> _What is required_
Identify the lines that contain the word "name", then copy them.

[Record list start]

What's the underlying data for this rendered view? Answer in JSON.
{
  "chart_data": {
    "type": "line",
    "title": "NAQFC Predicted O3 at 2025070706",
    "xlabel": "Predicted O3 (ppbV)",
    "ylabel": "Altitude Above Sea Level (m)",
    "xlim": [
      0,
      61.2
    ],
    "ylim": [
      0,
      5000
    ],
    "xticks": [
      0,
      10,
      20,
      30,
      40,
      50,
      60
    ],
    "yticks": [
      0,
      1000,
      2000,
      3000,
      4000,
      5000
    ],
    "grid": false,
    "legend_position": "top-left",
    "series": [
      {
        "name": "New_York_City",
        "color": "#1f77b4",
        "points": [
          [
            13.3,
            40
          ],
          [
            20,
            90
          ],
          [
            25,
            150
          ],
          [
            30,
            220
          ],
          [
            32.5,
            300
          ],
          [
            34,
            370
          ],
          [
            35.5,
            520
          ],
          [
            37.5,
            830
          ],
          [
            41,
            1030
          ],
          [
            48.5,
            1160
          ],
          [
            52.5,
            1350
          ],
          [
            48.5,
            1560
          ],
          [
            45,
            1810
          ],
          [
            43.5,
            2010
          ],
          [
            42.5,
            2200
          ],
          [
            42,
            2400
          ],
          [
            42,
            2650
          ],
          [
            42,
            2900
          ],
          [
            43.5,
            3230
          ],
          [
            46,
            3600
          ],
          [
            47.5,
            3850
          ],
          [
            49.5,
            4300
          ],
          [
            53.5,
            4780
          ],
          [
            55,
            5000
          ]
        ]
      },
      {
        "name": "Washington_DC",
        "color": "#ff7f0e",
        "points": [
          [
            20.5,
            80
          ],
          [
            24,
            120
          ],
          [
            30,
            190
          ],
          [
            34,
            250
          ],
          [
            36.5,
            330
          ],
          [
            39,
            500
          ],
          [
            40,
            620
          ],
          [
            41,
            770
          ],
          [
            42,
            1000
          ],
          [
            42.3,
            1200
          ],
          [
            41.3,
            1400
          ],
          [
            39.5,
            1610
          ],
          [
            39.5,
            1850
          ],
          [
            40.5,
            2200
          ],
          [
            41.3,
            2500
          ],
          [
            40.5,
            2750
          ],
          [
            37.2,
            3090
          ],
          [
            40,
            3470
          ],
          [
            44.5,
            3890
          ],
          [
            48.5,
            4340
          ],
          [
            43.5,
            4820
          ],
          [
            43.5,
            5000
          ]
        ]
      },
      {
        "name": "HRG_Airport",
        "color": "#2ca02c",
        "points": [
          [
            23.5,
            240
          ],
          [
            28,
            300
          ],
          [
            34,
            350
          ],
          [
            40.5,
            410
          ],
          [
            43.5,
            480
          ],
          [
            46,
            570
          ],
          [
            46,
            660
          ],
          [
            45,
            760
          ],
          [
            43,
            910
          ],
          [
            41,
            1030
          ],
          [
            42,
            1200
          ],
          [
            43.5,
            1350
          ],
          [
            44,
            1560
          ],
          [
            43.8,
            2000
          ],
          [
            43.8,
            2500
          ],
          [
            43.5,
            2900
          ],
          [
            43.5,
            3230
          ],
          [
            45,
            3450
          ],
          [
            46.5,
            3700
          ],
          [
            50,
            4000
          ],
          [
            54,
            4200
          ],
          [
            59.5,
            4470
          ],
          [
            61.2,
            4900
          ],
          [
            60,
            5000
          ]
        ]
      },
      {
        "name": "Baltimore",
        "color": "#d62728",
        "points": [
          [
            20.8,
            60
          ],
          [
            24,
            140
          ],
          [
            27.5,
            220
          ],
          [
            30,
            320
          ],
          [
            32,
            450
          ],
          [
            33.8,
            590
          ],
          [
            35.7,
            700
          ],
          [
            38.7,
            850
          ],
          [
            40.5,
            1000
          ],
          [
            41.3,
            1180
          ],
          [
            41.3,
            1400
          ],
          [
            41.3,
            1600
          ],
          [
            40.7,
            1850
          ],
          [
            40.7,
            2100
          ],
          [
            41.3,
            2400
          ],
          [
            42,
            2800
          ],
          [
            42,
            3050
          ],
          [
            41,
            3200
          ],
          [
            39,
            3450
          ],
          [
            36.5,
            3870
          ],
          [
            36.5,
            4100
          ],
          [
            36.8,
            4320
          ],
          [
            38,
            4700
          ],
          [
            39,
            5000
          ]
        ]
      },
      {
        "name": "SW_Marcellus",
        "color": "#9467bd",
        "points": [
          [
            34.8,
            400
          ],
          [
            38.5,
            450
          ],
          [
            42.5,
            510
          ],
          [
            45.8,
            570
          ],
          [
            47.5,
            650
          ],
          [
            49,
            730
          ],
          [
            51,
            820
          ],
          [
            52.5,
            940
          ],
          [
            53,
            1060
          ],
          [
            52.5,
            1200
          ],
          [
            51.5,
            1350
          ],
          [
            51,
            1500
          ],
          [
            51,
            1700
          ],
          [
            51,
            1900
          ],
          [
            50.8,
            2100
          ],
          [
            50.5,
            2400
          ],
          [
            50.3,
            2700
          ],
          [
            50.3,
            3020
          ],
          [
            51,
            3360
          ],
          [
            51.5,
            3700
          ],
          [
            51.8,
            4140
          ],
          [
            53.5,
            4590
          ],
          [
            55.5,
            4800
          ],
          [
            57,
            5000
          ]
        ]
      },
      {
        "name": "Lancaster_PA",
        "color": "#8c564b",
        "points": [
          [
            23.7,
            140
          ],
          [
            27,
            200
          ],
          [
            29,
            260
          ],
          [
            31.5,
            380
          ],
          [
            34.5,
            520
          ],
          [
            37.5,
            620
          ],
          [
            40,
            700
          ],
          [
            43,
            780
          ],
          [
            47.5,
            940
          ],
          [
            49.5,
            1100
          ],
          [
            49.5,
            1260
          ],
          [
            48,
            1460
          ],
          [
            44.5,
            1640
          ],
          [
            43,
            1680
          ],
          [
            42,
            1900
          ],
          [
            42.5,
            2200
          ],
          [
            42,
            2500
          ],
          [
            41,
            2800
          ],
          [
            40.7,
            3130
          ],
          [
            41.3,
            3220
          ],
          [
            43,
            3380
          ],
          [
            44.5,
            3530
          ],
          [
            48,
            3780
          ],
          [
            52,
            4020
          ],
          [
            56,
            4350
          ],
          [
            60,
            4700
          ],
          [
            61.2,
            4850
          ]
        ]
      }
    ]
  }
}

[Record list end]

> _The response_
        "name": "New_York_City",
        "name": "Washington_DC",
        "name": "HRG_Airport",
        "name": "Baltimore",
        "name": "SW_Marcellus",
        "name": "Lancaster_PA",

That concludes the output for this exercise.